EXERCISE:
The records below hold pictures; please leave those out and retype the rest exactly.

RECORDS PROVIDED:

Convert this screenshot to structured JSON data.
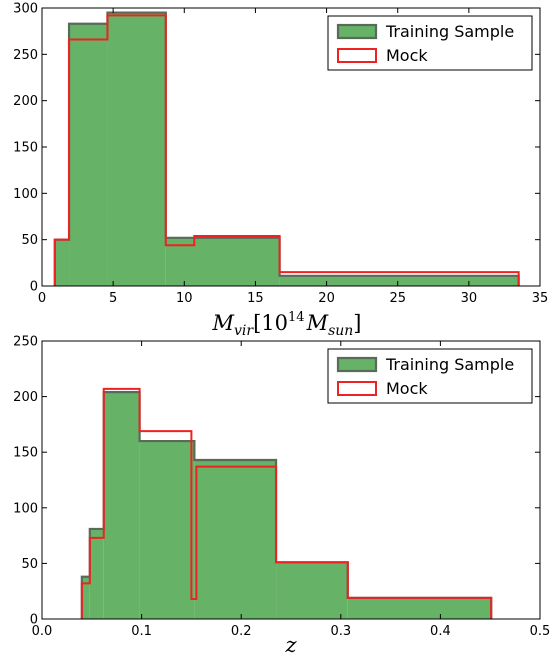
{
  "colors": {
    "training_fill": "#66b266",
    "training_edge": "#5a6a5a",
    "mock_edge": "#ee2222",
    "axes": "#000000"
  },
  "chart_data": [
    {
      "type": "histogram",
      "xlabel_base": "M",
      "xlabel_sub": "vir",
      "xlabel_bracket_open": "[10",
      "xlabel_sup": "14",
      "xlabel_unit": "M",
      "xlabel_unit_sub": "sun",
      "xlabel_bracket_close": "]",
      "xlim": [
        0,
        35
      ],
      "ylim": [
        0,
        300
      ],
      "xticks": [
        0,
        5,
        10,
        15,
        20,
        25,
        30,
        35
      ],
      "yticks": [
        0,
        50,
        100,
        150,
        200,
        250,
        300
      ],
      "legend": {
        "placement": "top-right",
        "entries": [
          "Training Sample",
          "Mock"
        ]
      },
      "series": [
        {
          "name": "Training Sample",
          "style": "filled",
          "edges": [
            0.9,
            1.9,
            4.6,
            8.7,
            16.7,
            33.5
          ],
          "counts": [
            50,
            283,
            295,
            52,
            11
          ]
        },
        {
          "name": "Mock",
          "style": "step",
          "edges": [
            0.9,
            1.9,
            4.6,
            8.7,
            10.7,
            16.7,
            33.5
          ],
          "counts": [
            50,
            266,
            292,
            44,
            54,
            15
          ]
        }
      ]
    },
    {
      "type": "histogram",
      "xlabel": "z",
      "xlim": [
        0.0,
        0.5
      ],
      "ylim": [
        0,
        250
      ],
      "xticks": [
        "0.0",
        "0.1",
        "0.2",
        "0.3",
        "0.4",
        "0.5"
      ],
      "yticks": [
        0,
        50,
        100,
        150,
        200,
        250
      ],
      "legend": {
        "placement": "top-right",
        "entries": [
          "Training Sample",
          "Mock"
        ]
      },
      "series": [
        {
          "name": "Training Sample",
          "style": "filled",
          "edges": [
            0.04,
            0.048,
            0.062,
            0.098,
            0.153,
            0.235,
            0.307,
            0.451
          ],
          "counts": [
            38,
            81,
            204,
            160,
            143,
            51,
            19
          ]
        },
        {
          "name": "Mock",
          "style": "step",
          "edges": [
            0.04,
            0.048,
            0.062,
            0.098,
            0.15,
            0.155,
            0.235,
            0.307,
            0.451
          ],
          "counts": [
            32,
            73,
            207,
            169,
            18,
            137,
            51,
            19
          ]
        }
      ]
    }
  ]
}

WRITTEN RESPONSE:
Convert this screenshot to structured JSON data.
{
  "colors": {
    "training_fill": "#66b266",
    "training_edge": "#5a6a5a",
    "mock_edge": "#ee2222",
    "axes": "#000000"
  },
  "chart_data": [
    {
      "type": "histogram",
      "xlabel_base": "M",
      "xlabel_sub": "vir",
      "xlabel_bracket_open": "[10",
      "xlabel_sup": "14",
      "xlabel_unit": "M",
      "xlabel_unit_sub": "sun",
      "xlabel_bracket_close": "]",
      "xlim": [
        0,
        35
      ],
      "ylim": [
        0,
        300
      ],
      "xticks": [
        0,
        5,
        10,
        15,
        20,
        25,
        30,
        35
      ],
      "yticks": [
        0,
        50,
        100,
        150,
        200,
        250,
        300
      ],
      "legend": {
        "placement": "top-right",
        "entries": [
          "Training Sample",
          "Mock"
        ]
      },
      "series": [
        {
          "name": "Training Sample",
          "style": "filled",
          "edges": [
            0.9,
            1.9,
            4.6,
            8.7,
            16.7,
            33.5
          ],
          "counts": [
            50,
            283,
            295,
            52,
            11
          ]
        },
        {
          "name": "Mock",
          "style": "step",
          "edges": [
            0.9,
            1.9,
            4.6,
            8.7,
            10.7,
            16.7,
            33.5
          ],
          "counts": [
            50,
            266,
            292,
            44,
            54,
            15
          ]
        }
      ]
    },
    {
      "type": "histogram",
      "xlabel": "z",
      "xlim": [
        0.0,
        0.5
      ],
      "ylim": [
        0,
        250
      ],
      "xticks": [
        "0.0",
        "0.1",
        "0.2",
        "0.3",
        "0.4",
        "0.5"
      ],
      "yticks": [
        0,
        50,
        100,
        150,
        200,
        250
      ],
      "legend": {
        "placement": "top-right",
        "entries": [
          "Training Sample",
          "Mock"
        ]
      },
      "series": [
        {
          "name": "Training Sample",
          "style": "filled",
          "edges": [
            0.04,
            0.048,
            0.062,
            0.098,
            0.153,
            0.235,
            0.307,
            0.451
          ],
          "counts": [
            38,
            81,
            204,
            160,
            143,
            51,
            19
          ]
        },
        {
          "name": "Mock",
          "style": "step",
          "edges": [
            0.04,
            0.048,
            0.062,
            0.098,
            0.15,
            0.155,
            0.235,
            0.307,
            0.451
          ],
          "counts": [
            32,
            73,
            207,
            169,
            18,
            137,
            51,
            19
          ]
        }
      ]
    }
  ]
}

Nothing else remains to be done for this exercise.